— Problem —
Skip the pictures. Reproduce all other material exactly.

— START Input data —

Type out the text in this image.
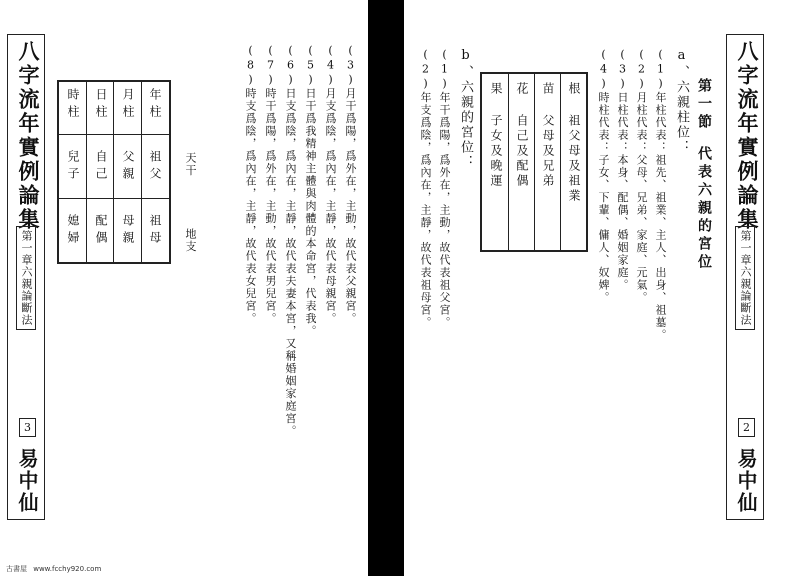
八字流年實例論集
第一章六親論斷法
3
易中仙
(3)月干爲陽，爲外在，主動，故代表父親宮。
(4)月支爲陰，爲內在，主靜，故代表母親宮。
(5)日干爲我精神主體與肉體的本命宮，代表我。
(6)日支爲陰，爲內在，主靜，故代表夫妻本宮，又稱婚姻家庭宮。
(7)時干爲陽，爲外在，主動，故代表男兒宮。
(8)時支爲陰，爲內在，主靜，故代表女兒宮。
天干
地支
年柱
祖父
祖母
月柱
父親
母親
日柱
自己
配偶
時柱
兒子
媳婦	八字流年實例論集
第一章六親論斷法
2
易中仙
第一節
代表六親的宮位
a、六親柱位：
(1)年柱代表：祖先、祖業、主人、出身、祖墓。
(2)月柱代表：父母、兄弟、家庭、元氣。
(3)日柱代表：本身、配偶、婚姻家庭。
(4)時柱代表：子女、下輩、傭人、奴婢。
根
祖父母及祖業
苗
父母及兄弟
花
自己及配偶
果
子女及晚運
b、六親的宮位：
(1)年干爲陽，爲外在，主動，故代表祖父宮。
(2)年支爲陰，爲內在，主靜，故代表祖母宮。
古書屋 www.fcchy920.com
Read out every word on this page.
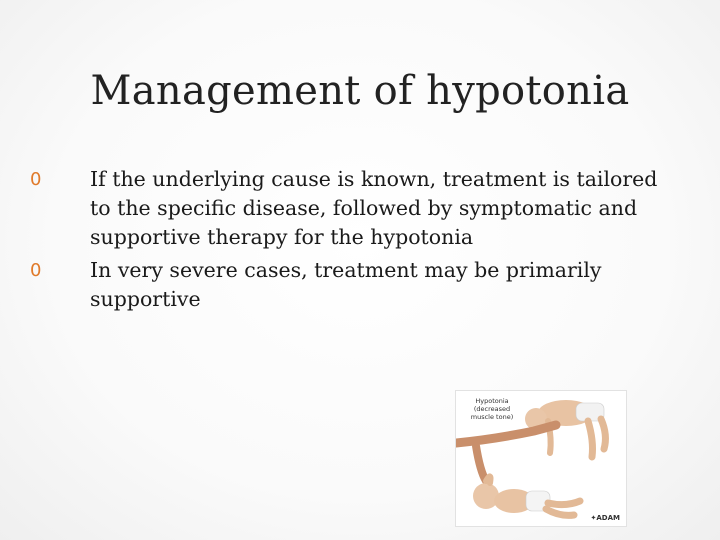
Management of hypotonia
0	If the underlying cause is known, treatment is tailored to the specific disease, followed by symptomatic and supportive therapy for the hypotonia
0	In very severe cases, treatment may be primarily supportive
Hypotonia (decreased muscle tone)
✦ADAM
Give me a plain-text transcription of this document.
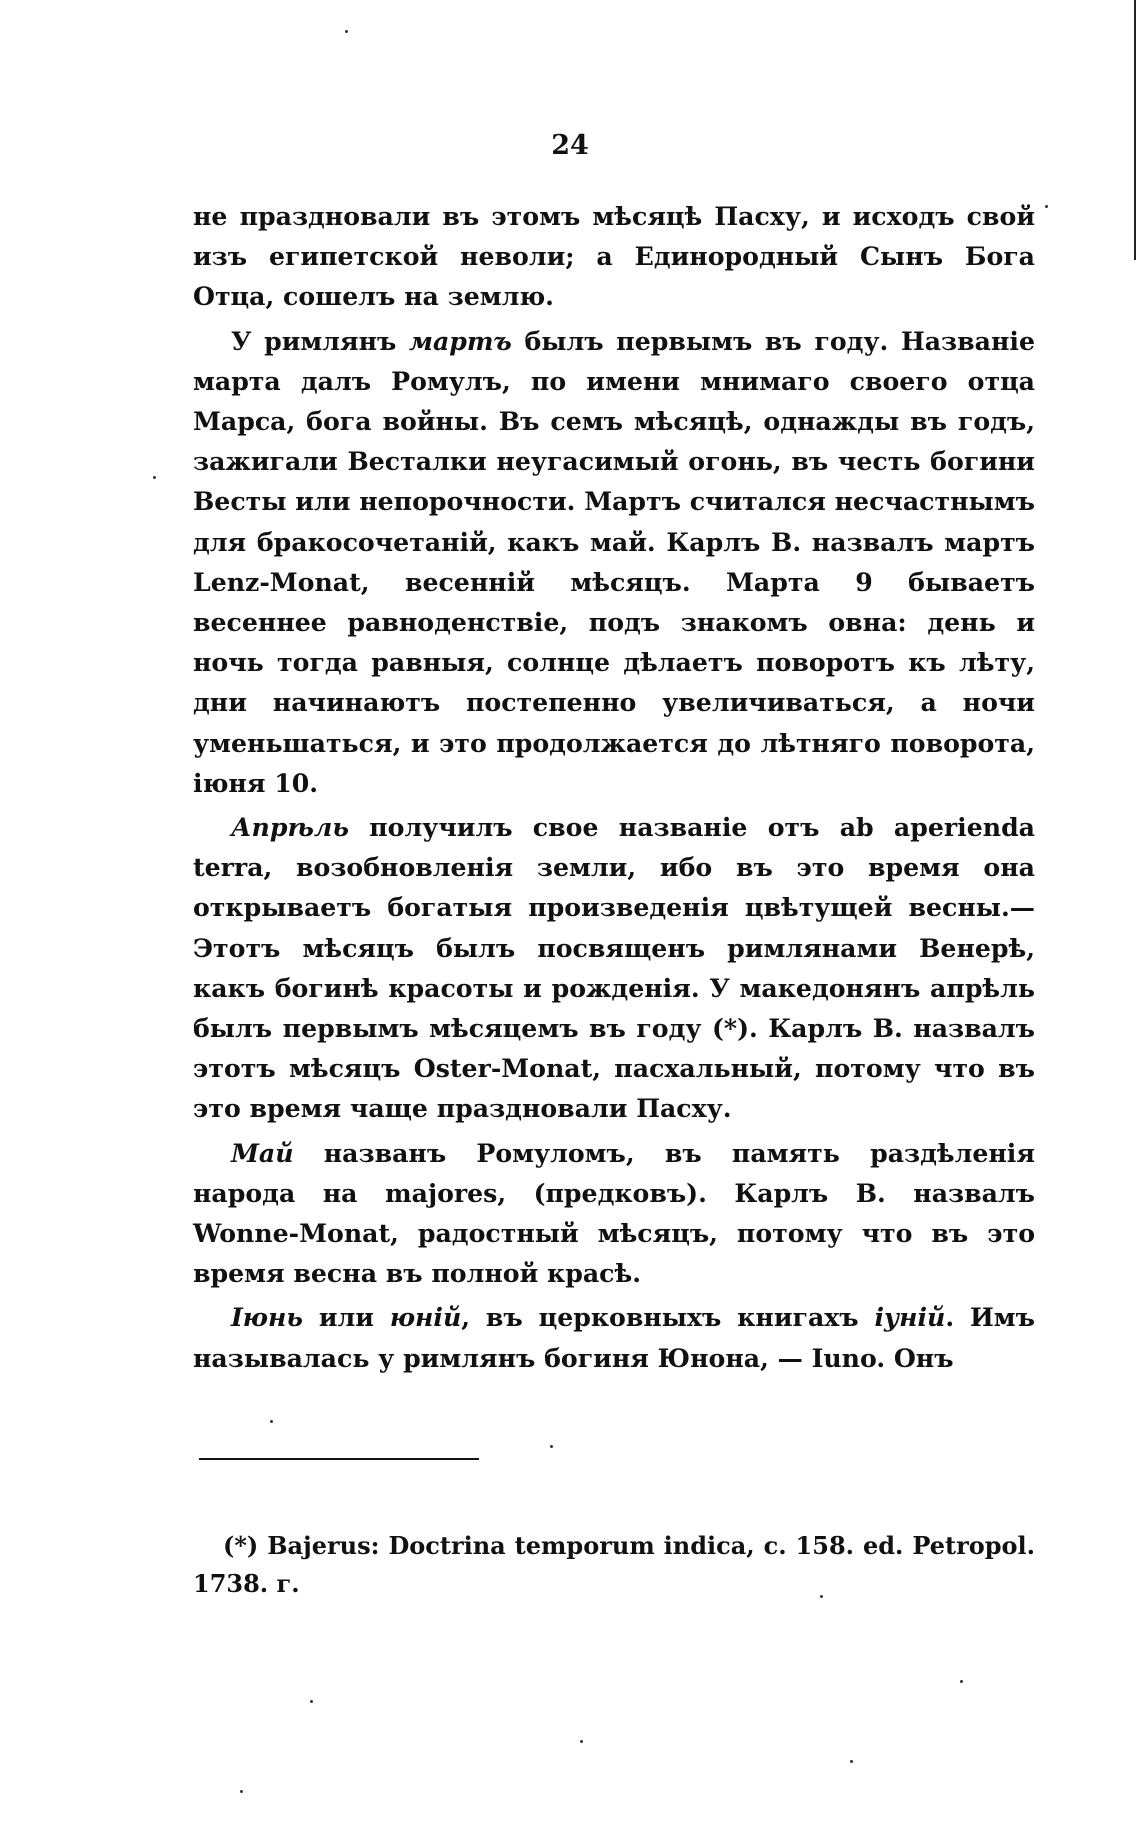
24

не праздновали въ этомъ мѣсяцѣ Пасху, и исходъ свой изъ египетской неволи; а Единородный Сынъ Бога Отца, сошелъ на землю.

У римлянъ мартъ былъ первымъ въ году. Названіе марта далъ Ромулъ, по имени мнимаго своего отца Марса, бога войны. Въ семъ мѣсяцѣ, однажды въ годъ, зажигали Весталки неугасимый огонь, въ честь богини Весты или непорочности. Мартъ считался несчастнымъ для бракосочетаній, какъ май. Карлъ В. назвалъ мартъ Lenz-Monat, весенній мѣсяцъ. Марта 9 бываетъ весеннее равноденствіе, подъ знакомъ овна: день и ночь тогда равныя, солнце дѣлаетъ поворотъ къ лѣту, дни начинаютъ постепенно увеличиваться, а ночи уменьшаться, и это продолжается до лѣтняго поворота, іюня 10.

Апрѣль получилъ свое названіе отъ ab aperienda terra, возобновленія земли, ибо въ это время она открываетъ богатыя произведенія цвѣтущей весны.—Этотъ мѣсяцъ былъ посвященъ римлянами Венерѣ, какъ богинѣ красоты и рожденія. У македонянъ апрѣль былъ первымъ мѣсяцемъ въ году (*). Карлъ В. назвалъ этотъ мѣсяцъ Oster-Monat, пасхальный, потому что въ это время чаще праздновали Пасху.

Май названъ Ромуломъ, въ память раздѣленія народа на majores, (предковъ). Карлъ В. назвалъ Wonne-Monat, радостный мѣсяцъ, потому что въ это время весна въ полной красѣ.

Іюнь или юній, въ церковныхъ книгахъ іуній. Имъ называлась у римлянъ богиня Юнона, — Iuno. Онъ

(*) Bajerus: Doctrina temporum indica, c. 158. ed. Petropol. 1738. г.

— END Input data —

— Task solution —
Type out the text in this image.
八字流年實例論集
第一章六親論斷法
3
易中仙
(3)月干爲陽，爲外在，主動，故代表父親宮。
(4)月支爲陰，爲內在，主靜，故代表母親宮。
(5)日干爲我精神主體與肉體的本命宮，代表我。
(6)日支爲陰，爲內在，主靜，故代表夫妻本宮，又稱婚姻家庭宮。
(7)時干爲陽，爲外在，主動，故代表男兒宮。
(8)時支爲陰，爲內在，主靜，故代表女兒宮。
天干
地支
年柱
祖父
祖母
月柱
父親
母親
日柱
自己
配偶
時柱
兒子
媳婦	八字流年實例論集
第一章六親論斷法
2
易中仙
第一節
代表六親的宮位
a、六親柱位：
(1)年柱代表：祖先、祖業、主人、出身、祖墓。
(2)月柱代表：父母、兄弟、家庭、元氣。
(3)日柱代表：本身、配偶、婚姻家庭。
(4)時柱代表：子女、下輩、傭人、奴婢。
根
祖父母及祖業
苗
父母及兄弟
花
自己及配偶
果
子女及晚運
b、六親的宮位：
(1)年干爲陽，爲外在，主動，故代表祖父宮。
(2)年支爲陰，爲內在，主靜，故代表祖母宮。
古書屋 www.fcchy920.com
Read out every word on this page.
Management of hypotonia
0	If the underlying cause is known, treatment is tailored to the specific disease, followed by symptomatic and supportive therapy for the hypotonia
0	In very severe cases, treatment may be primarily supportive
Hypotonia (decreased muscle tone)
✦ADAM
Give me a plain-text transcription of this document.
24

не праздновали въ этомъ мѣсяцѣ Пасху, и исходъ свой изъ египетской неволи; а Единородный Сынъ Бога Отца, сошелъ на землю.

У римлянъ мартъ былъ первымъ въ году. Названіе марта далъ Ромулъ, по имени мнимаго своего отца Марса, бога войны. Въ семъ мѣсяцѣ, однажды въ годъ, зажигали Весталки неугасимый огонь, въ честь богини Весты или непорочности. Мартъ считался несчастнымъ для бракосочетаній, какъ май. Карлъ В. назвалъ мартъ Lenz-Monat, весенній мѣсяцъ. Марта 9 бываетъ весеннее равноденствіе, подъ знакомъ овна: день и ночь тогда равныя, солнце дѣлаетъ поворотъ къ лѣту, дни начинаютъ постепенно увеличиваться, а ночи уменьшаться, и это продолжается до лѣтняго поворота, іюня 10.

Апрѣль получилъ свое названіе отъ ab aperienda terra, возобновленія земли, ибо въ это время она открываетъ богатыя произведенія цвѣтущей весны.—Этотъ мѣсяцъ былъ посвященъ римлянами Венерѣ, какъ богинѣ красоты и рожденія. У македонянъ апрѣль былъ первымъ мѣсяцемъ въ году (*). Карлъ В. назвалъ этотъ мѣсяцъ Oster-Monat, пасхальный, потому что въ это время чаще праздновали Пасху.

Май названъ Ромуломъ, въ память раздѣленія народа на majores, (предковъ). Карлъ В. назвалъ Wonne-Monat, радостный мѣсяцъ, потому что въ это время весна въ полной красѣ.

Іюнь или юній, въ церковныхъ книгахъ іуній. Имъ называлась у римлянъ богиня Юнона, — Iuno. Онъ

(*) Bajerus: Doctrina temporum indica, c. 158. ed. Petropol. 1738. г.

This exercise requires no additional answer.